:: REQUIRED WORK ::
Find the word "щось" in the listing; pull out each line holding it.

Source records:
______________________________

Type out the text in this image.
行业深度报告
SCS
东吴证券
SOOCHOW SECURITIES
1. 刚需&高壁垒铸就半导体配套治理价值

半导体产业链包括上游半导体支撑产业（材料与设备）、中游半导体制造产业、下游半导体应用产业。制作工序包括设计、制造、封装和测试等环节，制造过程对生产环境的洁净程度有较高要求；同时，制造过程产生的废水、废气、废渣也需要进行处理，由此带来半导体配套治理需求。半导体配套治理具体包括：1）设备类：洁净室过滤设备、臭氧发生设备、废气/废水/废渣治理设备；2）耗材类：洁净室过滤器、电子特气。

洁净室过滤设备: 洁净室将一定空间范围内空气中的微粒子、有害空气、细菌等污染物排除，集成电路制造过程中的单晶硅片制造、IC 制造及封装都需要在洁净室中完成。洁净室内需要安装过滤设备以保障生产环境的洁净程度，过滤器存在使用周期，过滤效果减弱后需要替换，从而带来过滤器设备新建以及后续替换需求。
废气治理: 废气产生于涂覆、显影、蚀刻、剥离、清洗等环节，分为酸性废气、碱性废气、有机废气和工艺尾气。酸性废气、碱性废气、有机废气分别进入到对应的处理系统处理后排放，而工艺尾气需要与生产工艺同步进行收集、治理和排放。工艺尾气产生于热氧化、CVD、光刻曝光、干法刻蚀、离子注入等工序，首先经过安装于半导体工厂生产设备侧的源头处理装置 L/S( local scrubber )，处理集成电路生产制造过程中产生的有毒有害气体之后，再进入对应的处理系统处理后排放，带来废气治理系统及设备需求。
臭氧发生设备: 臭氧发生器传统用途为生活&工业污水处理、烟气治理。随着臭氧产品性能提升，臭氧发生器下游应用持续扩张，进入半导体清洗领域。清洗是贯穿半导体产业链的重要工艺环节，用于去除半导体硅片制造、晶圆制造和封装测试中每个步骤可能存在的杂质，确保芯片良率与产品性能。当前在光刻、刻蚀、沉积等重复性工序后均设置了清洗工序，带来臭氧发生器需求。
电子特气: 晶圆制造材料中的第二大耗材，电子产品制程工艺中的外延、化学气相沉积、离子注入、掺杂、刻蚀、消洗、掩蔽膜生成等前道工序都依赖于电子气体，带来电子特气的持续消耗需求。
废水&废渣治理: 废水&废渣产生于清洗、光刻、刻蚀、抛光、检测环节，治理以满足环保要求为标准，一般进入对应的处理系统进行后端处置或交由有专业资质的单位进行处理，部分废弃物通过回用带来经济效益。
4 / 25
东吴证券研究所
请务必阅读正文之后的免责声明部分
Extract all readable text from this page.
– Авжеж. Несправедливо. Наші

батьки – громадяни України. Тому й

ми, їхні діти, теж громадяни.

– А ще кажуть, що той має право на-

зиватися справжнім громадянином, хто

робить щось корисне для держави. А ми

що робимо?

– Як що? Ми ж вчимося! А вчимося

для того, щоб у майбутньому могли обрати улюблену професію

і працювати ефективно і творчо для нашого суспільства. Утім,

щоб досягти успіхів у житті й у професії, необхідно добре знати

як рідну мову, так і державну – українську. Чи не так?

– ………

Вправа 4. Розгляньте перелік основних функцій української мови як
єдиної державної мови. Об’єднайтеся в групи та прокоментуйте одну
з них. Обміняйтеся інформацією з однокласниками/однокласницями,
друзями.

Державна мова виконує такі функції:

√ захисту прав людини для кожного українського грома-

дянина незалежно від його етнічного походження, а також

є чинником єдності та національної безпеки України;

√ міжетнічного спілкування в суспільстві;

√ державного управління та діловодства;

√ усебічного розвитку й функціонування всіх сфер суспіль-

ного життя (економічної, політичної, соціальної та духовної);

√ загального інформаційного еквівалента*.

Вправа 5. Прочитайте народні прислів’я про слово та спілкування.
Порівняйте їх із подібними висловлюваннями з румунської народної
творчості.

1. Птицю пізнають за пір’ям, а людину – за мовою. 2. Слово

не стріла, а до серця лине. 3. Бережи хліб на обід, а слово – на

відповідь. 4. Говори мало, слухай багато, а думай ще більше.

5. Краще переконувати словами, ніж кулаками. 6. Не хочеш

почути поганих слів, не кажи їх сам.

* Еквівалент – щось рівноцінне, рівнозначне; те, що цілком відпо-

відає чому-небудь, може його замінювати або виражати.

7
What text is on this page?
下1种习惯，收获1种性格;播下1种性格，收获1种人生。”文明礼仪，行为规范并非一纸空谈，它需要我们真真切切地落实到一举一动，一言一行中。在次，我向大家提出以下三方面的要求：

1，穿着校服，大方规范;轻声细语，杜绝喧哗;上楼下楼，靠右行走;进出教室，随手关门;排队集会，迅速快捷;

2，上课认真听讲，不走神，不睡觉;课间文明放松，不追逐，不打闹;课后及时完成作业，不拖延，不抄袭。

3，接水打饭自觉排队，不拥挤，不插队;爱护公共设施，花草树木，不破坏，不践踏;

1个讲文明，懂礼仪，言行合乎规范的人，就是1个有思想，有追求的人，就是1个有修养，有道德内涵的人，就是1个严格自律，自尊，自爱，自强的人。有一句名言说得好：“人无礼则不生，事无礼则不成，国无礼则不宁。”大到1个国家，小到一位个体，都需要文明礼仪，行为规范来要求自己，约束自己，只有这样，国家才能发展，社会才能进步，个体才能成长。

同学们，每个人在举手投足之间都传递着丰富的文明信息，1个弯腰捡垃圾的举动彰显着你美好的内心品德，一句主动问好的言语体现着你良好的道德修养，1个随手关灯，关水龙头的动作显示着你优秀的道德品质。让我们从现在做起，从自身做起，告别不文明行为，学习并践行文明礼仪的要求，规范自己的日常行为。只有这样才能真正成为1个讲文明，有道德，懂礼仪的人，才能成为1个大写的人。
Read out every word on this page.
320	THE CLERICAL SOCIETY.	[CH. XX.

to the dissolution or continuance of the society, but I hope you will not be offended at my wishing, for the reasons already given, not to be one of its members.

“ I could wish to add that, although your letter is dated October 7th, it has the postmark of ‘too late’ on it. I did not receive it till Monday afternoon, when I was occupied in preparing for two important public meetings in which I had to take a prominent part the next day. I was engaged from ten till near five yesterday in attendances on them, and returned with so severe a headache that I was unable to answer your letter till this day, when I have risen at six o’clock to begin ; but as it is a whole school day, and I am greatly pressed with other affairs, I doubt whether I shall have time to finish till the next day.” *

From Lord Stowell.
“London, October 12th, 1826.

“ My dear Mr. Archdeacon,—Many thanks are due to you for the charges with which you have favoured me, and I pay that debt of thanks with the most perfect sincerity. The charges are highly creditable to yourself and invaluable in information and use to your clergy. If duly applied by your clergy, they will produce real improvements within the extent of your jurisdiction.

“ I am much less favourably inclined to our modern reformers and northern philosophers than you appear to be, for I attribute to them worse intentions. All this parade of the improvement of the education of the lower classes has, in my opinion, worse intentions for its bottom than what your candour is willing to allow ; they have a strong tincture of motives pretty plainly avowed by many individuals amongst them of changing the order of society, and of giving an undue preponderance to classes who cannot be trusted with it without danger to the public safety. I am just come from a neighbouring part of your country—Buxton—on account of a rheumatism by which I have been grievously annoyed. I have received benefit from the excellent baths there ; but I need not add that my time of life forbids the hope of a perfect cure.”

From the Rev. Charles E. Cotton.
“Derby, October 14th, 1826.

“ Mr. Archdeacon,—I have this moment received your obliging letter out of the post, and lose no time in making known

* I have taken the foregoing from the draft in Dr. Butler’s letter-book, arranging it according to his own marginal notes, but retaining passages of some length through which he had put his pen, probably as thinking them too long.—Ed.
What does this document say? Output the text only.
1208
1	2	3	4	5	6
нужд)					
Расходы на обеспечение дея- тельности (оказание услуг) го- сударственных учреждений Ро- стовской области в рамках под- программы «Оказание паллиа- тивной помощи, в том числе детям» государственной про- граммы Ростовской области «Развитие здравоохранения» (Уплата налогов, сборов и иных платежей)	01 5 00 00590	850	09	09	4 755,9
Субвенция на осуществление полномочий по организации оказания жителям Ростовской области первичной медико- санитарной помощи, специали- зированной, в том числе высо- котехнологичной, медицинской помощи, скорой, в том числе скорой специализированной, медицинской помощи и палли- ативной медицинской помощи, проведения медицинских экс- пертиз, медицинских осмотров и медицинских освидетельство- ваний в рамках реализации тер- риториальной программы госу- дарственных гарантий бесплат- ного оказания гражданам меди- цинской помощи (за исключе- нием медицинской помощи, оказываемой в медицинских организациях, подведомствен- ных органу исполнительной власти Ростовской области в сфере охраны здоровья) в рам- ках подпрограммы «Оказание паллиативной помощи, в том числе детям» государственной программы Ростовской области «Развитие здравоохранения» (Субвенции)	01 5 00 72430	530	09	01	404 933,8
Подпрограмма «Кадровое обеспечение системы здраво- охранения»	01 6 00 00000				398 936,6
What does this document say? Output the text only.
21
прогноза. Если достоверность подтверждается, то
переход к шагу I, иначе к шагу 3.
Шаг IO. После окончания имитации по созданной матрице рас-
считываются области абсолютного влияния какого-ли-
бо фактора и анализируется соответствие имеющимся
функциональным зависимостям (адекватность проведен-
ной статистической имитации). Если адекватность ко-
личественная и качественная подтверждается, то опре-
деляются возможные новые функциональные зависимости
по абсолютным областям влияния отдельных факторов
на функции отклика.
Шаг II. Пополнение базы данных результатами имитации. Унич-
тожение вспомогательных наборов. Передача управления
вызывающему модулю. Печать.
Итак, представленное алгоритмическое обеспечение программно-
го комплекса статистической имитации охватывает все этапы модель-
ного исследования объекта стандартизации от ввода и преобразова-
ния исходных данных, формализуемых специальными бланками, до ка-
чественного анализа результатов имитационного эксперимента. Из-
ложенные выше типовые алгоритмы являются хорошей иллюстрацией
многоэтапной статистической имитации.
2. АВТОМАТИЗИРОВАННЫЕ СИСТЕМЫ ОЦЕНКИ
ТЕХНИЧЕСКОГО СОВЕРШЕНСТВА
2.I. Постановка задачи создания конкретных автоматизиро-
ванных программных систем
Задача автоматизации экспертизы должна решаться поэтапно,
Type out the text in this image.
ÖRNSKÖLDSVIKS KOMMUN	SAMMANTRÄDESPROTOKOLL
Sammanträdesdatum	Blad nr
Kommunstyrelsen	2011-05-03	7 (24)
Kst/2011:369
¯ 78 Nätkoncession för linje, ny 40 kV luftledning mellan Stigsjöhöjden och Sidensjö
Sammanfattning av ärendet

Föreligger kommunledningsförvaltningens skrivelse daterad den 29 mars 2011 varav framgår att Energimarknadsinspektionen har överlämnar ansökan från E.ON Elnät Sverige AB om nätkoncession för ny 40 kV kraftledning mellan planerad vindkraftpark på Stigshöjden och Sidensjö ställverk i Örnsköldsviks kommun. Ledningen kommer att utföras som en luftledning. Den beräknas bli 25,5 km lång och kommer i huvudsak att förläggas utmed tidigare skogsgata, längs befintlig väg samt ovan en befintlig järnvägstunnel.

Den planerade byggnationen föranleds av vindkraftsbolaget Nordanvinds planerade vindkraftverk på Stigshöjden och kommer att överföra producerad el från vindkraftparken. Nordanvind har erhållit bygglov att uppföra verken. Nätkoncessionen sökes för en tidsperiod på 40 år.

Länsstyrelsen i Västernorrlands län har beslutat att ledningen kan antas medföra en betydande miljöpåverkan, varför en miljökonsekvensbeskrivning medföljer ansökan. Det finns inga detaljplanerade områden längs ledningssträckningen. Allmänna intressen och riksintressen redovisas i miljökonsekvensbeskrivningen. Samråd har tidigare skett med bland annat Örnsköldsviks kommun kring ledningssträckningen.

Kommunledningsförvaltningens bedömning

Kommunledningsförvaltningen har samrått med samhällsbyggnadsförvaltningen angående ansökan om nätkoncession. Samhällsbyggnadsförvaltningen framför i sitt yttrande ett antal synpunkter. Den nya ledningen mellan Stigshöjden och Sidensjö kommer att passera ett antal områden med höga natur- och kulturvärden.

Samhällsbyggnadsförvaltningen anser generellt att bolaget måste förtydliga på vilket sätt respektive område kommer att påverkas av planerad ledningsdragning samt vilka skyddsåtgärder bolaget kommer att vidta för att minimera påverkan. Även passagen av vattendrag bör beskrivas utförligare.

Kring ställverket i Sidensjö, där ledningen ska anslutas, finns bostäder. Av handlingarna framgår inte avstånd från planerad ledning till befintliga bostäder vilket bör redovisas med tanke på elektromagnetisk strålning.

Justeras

______________________________

:: ANSWER ::
робить щось корисне для держави. А ми
* Еквівалент – щось рівноцінне, рівнозначне; те, що цілком відпо-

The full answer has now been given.